> À faire
1 - D'après le texte sur la défense européenne, en quelle année a été fixé l'objectif de 2 % du PIB en dépenses de défense ?
2 - Recopiez le passage du texte sur la défense européenne qui commence par "Aujourd’hui, vous allez" et va jusqu'à "la fameuse BITDE.".
3 - Poursuivez le texte sur la défense européenne à partir de sa dernière phrase.

> Texte source
• • • • • • •

Euronomics sur euradio est une émission du Joint European Disruptive Initiative (JEDI), think-tank spécialisé dans l’étude des problématiques réglementaires, économiques et technologiques européennes, dont Victor Warhem, économiste de formation, est Senior Fellow.
Aujourd’hui, vous allez nous parler des récentes évolutions en matière d’Europe de la Défense, en vue notamment du sommet de l’OTAN qui a lieu la semaine prochaine.
Oui Laurence, un important sommet de l’OTAN a lieu la semaine prochaine dans la mesure où sera discuté entre autres le besoin de passer de 2% à 5% du PIB en dépenses de défense pour les membres de l’Alliance atlantique, et pour faire face à cette hausse, les Européens s’organisent pour développer la Base Industrielle et Technologique de Défense européenne, la fameuse BITDE.
Comment en est-on arrivés là, Victor Warhem ?
Alors que 2025 consacre l’atteinte de l’objectif de 2% du PIB en moyenne de dépenses de défense pour les membres de l’Alliance atlantique, objectif fixé en 2014, Donald Trump, après sa réélection, a affirmé qu’il fallait désormais viser un objectif de 5%, dans la mesure où les États Unis ne semblent plus vouloir assumer seuls ou presque la défense du continent européen, face à l’essor des menaces russes et chinoises. Il est désormais même question de réduire la présence militaire américaine en nombre d’hommes en Europe.

• • • • • • •

> Données fournies
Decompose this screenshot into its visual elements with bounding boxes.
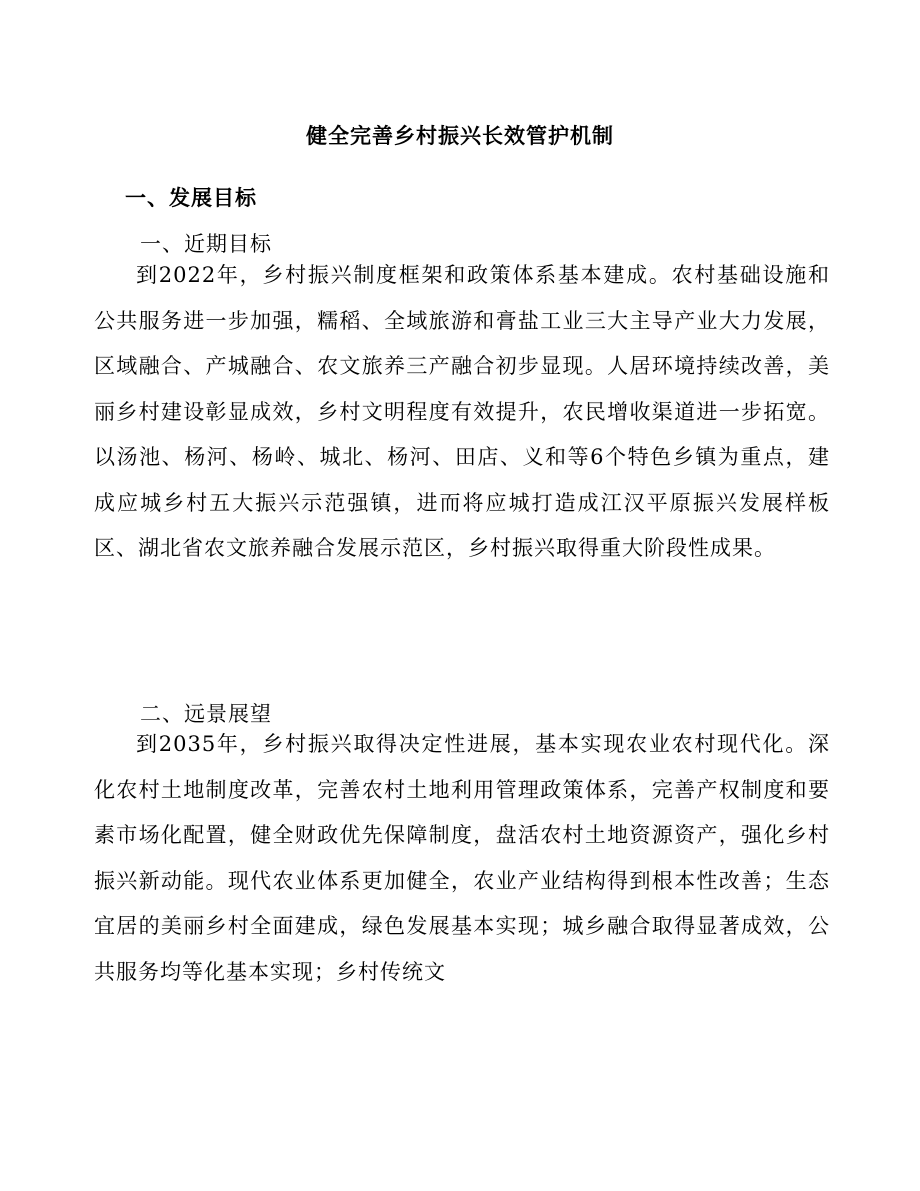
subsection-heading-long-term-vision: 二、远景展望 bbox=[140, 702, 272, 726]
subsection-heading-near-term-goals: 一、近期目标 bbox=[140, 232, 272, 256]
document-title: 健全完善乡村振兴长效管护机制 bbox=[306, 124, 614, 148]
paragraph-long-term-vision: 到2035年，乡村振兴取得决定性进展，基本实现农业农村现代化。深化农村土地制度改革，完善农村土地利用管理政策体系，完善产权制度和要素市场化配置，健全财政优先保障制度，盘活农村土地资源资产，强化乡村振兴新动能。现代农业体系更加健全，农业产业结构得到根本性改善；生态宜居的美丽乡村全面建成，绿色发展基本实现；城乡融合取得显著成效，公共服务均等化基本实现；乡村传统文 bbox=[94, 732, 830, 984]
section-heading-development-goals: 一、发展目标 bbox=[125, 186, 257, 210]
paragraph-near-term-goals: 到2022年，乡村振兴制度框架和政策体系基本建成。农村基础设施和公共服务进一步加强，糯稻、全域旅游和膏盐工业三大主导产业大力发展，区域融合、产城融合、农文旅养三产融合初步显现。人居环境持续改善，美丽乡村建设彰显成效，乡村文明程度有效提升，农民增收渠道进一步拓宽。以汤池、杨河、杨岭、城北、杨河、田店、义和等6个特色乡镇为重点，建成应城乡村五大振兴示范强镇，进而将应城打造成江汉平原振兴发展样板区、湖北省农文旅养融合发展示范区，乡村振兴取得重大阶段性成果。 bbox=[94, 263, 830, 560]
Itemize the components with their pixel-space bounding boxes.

• • • • • • •

> Réponses
1 - En 2014.

2 -
Aujourd’hui, vous allez nous parler des récentes évolutions en matière d’Europe de la Défense, en vue notamment du sommet de l’OTAN qui a lieu la semaine prochaine.
Oui Laurence, un important sommet de l’OTAN a lieu la semaine prochaine dans la mesure où sera discuté entre autres le besoin de passer de 2% à 5% du PIB en dépenses de défense pour les membres de l’Alliance atlantique, et pour faire face à cette hausse, les Européens s’organisent pour développer la Base Industrielle et Technologique de Défense européenne, la fameuse BITDE.

3 -
Quelles sont d’emblée les conséquences de ce revirement américain en Europe ?
Outre la chute du gouvernement allemand qui a mené à l’élection de Merz et au plan allemand de 500 Md EUR dans la défense, le plan européen ReArm EU, permettant aux États Membres de s’exonérer du respect des règles budgétaires du Pacte de Stabilité et de Croissance en matière de dépenses de défense à hauteur de 1,5% du PIB pour les quatre années à venir, est également une conséquence du retour de Trump au pouvoir.
Trump est donc le seul catalyseur de changements en matière de défense en Europe ?
Non, avant même son élection, le programme de la Commission européenne prévoyait d’accorder une bien plus grande place aux dépenses de défense en raison notamment du besoin de financer le front ukrainien. C’est notamment la raison pour laquelle la Commission s’est dotée d’un Commissaire à la Défense en la personne d’Andrius Kubilius.
Par ailleurs, le programme SAFE, pour les achats communs trans-sectoriels européens, le Fonds Européen de Défense plutôt porté sur l’innovation, et le programme EDIP, focalisé exclusivement sur la défense à hauteur de 1,5 Md EUR, ont également été mis en place avant 2025, signe que Trump n’a fait qu’accentuer une tendance à l’européanisation de la défense préexistante.
L’Europe va-t-elle donc devenir autonome en matière de défense, avec le soutien des États-Unis ?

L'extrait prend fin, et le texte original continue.